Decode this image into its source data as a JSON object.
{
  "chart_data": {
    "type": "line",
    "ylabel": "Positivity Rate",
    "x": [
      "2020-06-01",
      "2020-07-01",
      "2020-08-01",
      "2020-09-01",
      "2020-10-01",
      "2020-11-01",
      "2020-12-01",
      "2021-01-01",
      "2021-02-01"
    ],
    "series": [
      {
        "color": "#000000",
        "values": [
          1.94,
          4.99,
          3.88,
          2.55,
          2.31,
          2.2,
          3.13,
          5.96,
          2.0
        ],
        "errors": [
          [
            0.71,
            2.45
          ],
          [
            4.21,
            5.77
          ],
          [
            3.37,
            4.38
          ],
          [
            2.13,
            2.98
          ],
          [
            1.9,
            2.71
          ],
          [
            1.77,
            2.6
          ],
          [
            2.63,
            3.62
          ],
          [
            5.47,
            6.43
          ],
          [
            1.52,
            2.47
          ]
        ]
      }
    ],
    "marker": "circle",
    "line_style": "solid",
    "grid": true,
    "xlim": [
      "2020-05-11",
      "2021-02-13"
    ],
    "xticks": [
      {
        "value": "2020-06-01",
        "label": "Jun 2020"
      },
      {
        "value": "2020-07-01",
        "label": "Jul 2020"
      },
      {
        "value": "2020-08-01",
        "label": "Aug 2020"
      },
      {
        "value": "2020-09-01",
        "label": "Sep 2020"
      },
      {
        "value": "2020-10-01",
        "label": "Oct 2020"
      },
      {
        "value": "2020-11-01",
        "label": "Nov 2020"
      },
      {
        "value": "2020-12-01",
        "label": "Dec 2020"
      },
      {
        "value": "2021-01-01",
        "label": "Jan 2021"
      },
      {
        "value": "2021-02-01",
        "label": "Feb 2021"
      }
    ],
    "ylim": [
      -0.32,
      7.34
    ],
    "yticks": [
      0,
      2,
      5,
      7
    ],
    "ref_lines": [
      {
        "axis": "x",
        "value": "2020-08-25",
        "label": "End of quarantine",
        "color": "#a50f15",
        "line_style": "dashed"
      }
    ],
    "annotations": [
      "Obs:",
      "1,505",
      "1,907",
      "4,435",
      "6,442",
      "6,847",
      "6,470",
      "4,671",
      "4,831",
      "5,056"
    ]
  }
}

Challenge: Reproduce the entries above in full by retyping them exactly.

Answer for this exercise:
Decode this image into its source data as a JSON object.
{
  "chart_data": {
    "type": "line",
    "ylabel": "Positivity Rate",
    "x": [
      "2020-06-01",
      "2020-07-01",
      "2020-08-01",
      "2020-09-01",
      "2020-10-01",
      "2020-11-01",
      "2020-12-01",
      "2021-01-01",
      "2021-02-01"
    ],
    "series": [
      {
        "color": "#000000",
        "values": [
          1.94,
          4.99,
          3.88,
          2.55,
          2.31,
          2.2,
          3.13,
          5.96,
          2.0
        ],
        "errors": [
          [
            0.71,
            2.45
          ],
          [
            4.21,
            5.77
          ],
          [
            3.37,
            4.38
          ],
          [
            2.13,
            2.98
          ],
          [
            1.9,
            2.71
          ],
          [
            1.77,
            2.6
          ],
          [
            2.63,
            3.62
          ],
          [
            5.47,
            6.43
          ],
          [
            1.52,
            2.47
          ]
        ]
      }
    ],
    "marker": "circle",
    "line_style": "solid",
    "grid": true,
    "xlim": [
      "2020-05-11",
      "2021-02-13"
    ],
    "xticks": [
      {
        "value": "2020-06-01",
        "label": "Jun 2020"
      },
      {
        "value": "2020-07-01",
        "label": "Jul 2020"
      },
      {
        "value": "2020-08-01",
        "label": "Aug 2020"
      },
      {
        "value": "2020-09-01",
        "label": "Sep 2020"
      },
      {
        "value": "2020-10-01",
        "label": "Oct 2020"
      },
      {
        "value": "2020-11-01",
        "label": "Nov 2020"
      },
      {
        "value": "2020-12-01",
        "label": "Dec 2020"
      },
      {
        "value": "2021-01-01",
        "label": "Jan 2021"
      },
      {
        "value": "2021-02-01",
        "label": "Feb 2021"
      }
    ],
    "ylim": [
      -0.32,
      7.34
    ],
    "yticks": [
      0,
      2,
      5,
      7
    ],
    "ref_lines": [
      {
        "axis": "x",
        "value": "2020-08-25",
        "label": "End of quarantine",
        "color": "#a50f15",
        "line_style": "dashed"
      }
    ],
    "annotations": [
      "Obs:",
      "1,505",
      "1,907",
      "4,435",
      "6,442",
      "6,847",
      "6,470",
      "4,671",
      "4,831",
      "5,056"
    ]
  }
}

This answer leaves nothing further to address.